(Data entries)
* BEGIN *

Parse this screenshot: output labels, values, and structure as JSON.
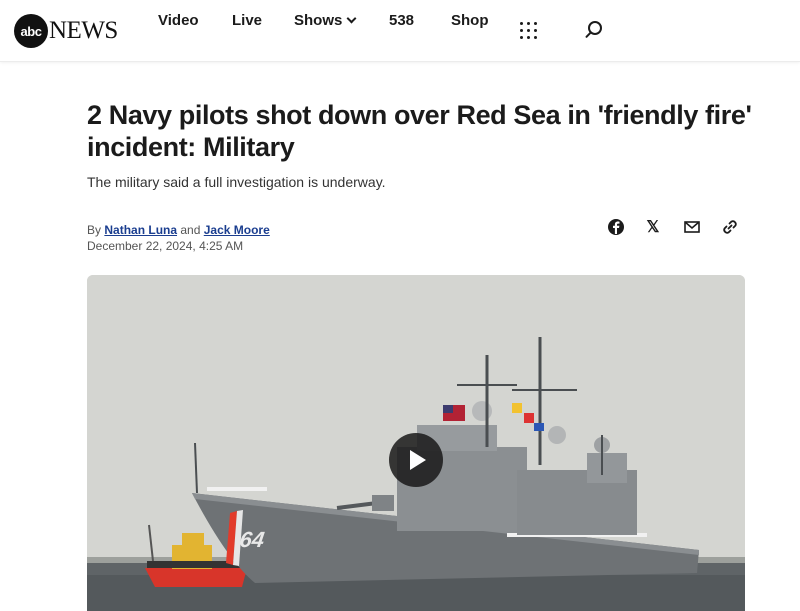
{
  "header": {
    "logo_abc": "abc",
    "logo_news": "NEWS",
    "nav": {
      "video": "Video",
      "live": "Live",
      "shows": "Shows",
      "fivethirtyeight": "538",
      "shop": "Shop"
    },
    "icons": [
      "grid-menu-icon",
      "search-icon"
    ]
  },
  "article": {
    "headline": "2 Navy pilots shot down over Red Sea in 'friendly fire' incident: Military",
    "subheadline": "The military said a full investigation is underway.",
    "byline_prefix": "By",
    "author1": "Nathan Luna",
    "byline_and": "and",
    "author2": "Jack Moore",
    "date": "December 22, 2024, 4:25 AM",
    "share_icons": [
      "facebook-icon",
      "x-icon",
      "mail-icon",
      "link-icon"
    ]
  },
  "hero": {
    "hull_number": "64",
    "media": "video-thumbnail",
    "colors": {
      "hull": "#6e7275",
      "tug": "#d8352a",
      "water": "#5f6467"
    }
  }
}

* END *
* BEGIN *

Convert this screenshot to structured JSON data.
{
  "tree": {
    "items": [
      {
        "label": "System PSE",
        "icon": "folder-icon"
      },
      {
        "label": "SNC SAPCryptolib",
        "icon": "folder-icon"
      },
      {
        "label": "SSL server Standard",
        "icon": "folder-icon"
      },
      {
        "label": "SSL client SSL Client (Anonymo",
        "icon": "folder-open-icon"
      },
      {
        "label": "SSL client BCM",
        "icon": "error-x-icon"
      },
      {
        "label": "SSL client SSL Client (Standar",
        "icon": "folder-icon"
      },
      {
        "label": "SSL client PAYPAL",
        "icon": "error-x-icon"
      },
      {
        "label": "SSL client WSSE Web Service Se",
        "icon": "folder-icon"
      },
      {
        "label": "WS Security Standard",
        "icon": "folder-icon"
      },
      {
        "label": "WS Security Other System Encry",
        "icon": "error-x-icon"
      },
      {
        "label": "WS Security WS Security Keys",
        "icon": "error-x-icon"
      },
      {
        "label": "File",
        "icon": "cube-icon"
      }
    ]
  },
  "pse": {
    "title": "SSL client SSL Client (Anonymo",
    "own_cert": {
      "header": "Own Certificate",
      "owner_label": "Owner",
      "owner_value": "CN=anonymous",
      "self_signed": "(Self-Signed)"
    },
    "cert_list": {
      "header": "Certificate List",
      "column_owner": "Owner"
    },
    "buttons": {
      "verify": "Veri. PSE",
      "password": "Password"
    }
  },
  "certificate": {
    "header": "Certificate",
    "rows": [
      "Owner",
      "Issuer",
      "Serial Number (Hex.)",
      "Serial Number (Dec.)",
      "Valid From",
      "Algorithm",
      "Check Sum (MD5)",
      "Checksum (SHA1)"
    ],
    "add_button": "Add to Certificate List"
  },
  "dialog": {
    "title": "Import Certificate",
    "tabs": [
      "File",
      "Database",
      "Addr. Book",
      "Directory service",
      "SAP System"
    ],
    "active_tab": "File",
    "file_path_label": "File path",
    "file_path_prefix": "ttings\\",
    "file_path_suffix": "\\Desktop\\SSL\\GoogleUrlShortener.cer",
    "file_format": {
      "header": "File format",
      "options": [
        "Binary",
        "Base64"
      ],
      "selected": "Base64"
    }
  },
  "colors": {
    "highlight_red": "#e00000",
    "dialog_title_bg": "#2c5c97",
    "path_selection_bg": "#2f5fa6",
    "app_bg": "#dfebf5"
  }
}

* END *

• _WRITTEN TASK_
What is the number of lines that hold the string "this"? Reply with that number alone.

• _COMPLETE ANSWER_
2